_THE DATA:_
* * * * * * *

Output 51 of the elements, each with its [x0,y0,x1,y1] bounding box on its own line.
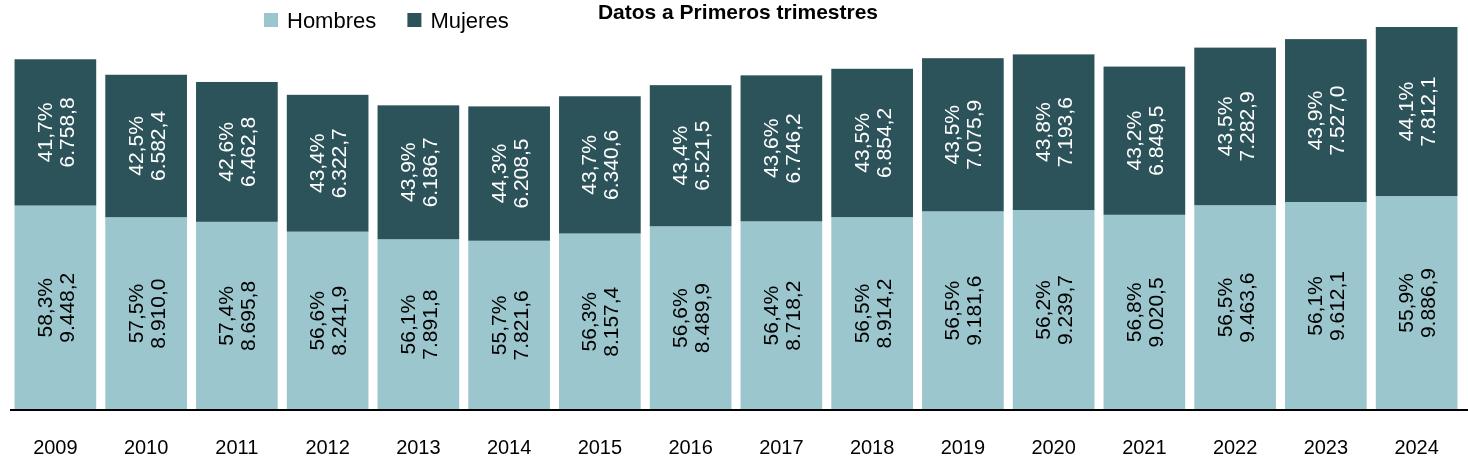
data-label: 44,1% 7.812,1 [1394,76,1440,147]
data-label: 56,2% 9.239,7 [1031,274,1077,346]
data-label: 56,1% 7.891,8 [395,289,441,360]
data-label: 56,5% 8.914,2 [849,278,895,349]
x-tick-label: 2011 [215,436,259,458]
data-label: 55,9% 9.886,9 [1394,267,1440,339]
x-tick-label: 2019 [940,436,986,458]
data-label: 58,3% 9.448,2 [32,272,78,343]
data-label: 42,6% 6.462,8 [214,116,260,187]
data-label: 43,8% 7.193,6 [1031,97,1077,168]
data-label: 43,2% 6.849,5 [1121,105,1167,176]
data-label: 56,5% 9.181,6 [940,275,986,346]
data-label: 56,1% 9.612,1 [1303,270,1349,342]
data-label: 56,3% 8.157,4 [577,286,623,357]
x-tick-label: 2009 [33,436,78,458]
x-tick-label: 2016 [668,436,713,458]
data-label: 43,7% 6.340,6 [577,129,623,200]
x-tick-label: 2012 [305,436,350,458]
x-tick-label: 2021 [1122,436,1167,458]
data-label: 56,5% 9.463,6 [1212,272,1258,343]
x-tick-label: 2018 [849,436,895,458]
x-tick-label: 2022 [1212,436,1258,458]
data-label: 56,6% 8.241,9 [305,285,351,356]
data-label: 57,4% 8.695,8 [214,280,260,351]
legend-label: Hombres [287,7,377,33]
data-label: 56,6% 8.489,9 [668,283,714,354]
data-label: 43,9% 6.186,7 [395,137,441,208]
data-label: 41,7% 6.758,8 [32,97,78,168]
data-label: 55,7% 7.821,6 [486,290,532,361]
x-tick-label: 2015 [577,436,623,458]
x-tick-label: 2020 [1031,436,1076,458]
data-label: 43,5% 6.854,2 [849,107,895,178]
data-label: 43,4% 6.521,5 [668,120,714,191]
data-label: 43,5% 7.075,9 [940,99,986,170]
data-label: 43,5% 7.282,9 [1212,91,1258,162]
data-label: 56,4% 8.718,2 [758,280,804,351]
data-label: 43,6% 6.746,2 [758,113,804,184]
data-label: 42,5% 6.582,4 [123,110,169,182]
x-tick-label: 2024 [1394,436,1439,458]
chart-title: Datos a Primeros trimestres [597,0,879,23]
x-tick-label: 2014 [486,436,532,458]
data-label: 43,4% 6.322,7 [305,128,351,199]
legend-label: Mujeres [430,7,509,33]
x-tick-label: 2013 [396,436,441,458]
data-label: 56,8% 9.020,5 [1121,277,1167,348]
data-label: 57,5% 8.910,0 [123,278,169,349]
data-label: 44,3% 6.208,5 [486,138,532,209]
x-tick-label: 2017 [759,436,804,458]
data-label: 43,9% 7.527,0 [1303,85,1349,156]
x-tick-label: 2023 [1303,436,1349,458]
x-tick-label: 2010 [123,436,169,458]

* * * * * * *

_EXERCISE DIRECTIONS:_ List every line of the material that contains the string "legend", treating uppercase and lowercase letters as different.

_OUTPUT FOR THIS TASK:_
legend-label: Hombres [287,7,377,33]
legend-label: Mujeres [430,7,509,33]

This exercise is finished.